_Directions_
Without the pictures, repeat the listing character for character.

── Data provided

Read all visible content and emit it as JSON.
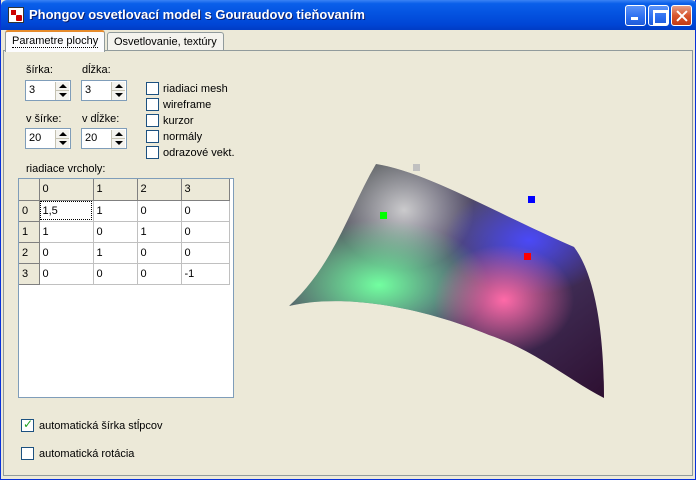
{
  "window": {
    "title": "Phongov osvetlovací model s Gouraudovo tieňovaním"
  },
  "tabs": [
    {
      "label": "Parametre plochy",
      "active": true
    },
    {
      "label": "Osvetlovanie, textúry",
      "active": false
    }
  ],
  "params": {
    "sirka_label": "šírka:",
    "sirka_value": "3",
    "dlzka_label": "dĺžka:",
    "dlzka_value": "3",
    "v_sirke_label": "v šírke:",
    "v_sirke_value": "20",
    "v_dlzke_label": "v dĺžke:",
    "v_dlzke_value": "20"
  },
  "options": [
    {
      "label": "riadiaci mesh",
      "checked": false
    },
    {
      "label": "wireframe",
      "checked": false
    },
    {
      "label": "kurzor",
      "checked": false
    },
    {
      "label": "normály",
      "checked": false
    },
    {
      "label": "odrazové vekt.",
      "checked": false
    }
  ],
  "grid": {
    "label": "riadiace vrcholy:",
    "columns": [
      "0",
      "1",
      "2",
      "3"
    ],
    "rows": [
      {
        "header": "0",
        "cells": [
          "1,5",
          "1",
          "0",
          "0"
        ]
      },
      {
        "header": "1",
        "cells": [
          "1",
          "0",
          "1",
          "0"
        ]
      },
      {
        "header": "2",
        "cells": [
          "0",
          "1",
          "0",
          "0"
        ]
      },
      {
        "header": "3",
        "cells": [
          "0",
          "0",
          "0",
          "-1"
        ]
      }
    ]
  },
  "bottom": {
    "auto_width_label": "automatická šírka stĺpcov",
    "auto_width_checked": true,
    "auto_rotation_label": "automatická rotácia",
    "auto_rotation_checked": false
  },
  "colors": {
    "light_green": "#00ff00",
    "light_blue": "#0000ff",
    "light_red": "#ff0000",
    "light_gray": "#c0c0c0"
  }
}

────

_Solution below_
Read all visible content and emit it as JSON.
{
  "window": {
    "title": "Phongov osvetlovací model s Gouraudovo tieňovaním"
  },
  "tabs": [
    {
      "label": "Parametre plochy",
      "active": true
    },
    {
      "label": "Osvetlovanie, textúry",
      "active": false
    }
  ],
  "params": {
    "sirka_label": "šírka:",
    "sirka_value": "3",
    "dlzka_label": "dĺžka:",
    "dlzka_value": "3",
    "v_sirke_label": "v šírke:",
    "v_sirke_value": "20",
    "v_dlzke_label": "v dĺžke:",
    "v_dlzke_value": "20"
  },
  "options": [
    {
      "label": "riadiaci mesh",
      "checked": false
    },
    {
      "label": "wireframe",
      "checked": false
    },
    {
      "label": "kurzor",
      "checked": false
    },
    {
      "label": "normály",
      "checked": false
    },
    {
      "label": "odrazové vekt.",
      "checked": false
    }
  ],
  "grid": {
    "label": "riadiace vrcholy:",
    "columns": [
      "0",
      "1",
      "2",
      "3"
    ],
    "rows": [
      {
        "header": "0",
        "cells": [
          "1,5",
          "1",
          "0",
          "0"
        ]
      },
      {
        "header": "1",
        "cells": [
          "1",
          "0",
          "1",
          "0"
        ]
      },
      {
        "header": "2",
        "cells": [
          "0",
          "1",
          "0",
          "0"
        ]
      },
      {
        "header": "3",
        "cells": [
          "0",
          "0",
          "0",
          "-1"
        ]
      }
    ]
  },
  "bottom": {
    "auto_width_label": "automatická šírka stĺpcov",
    "auto_width_checked": true,
    "auto_rotation_label": "automatická rotácia",
    "auto_rotation_checked": false
  },
  "colors": {
    "light_green": "#00ff00",
    "light_blue": "#0000ff",
    "light_red": "#ff0000",
    "light_gray": "#c0c0c0"
  }
}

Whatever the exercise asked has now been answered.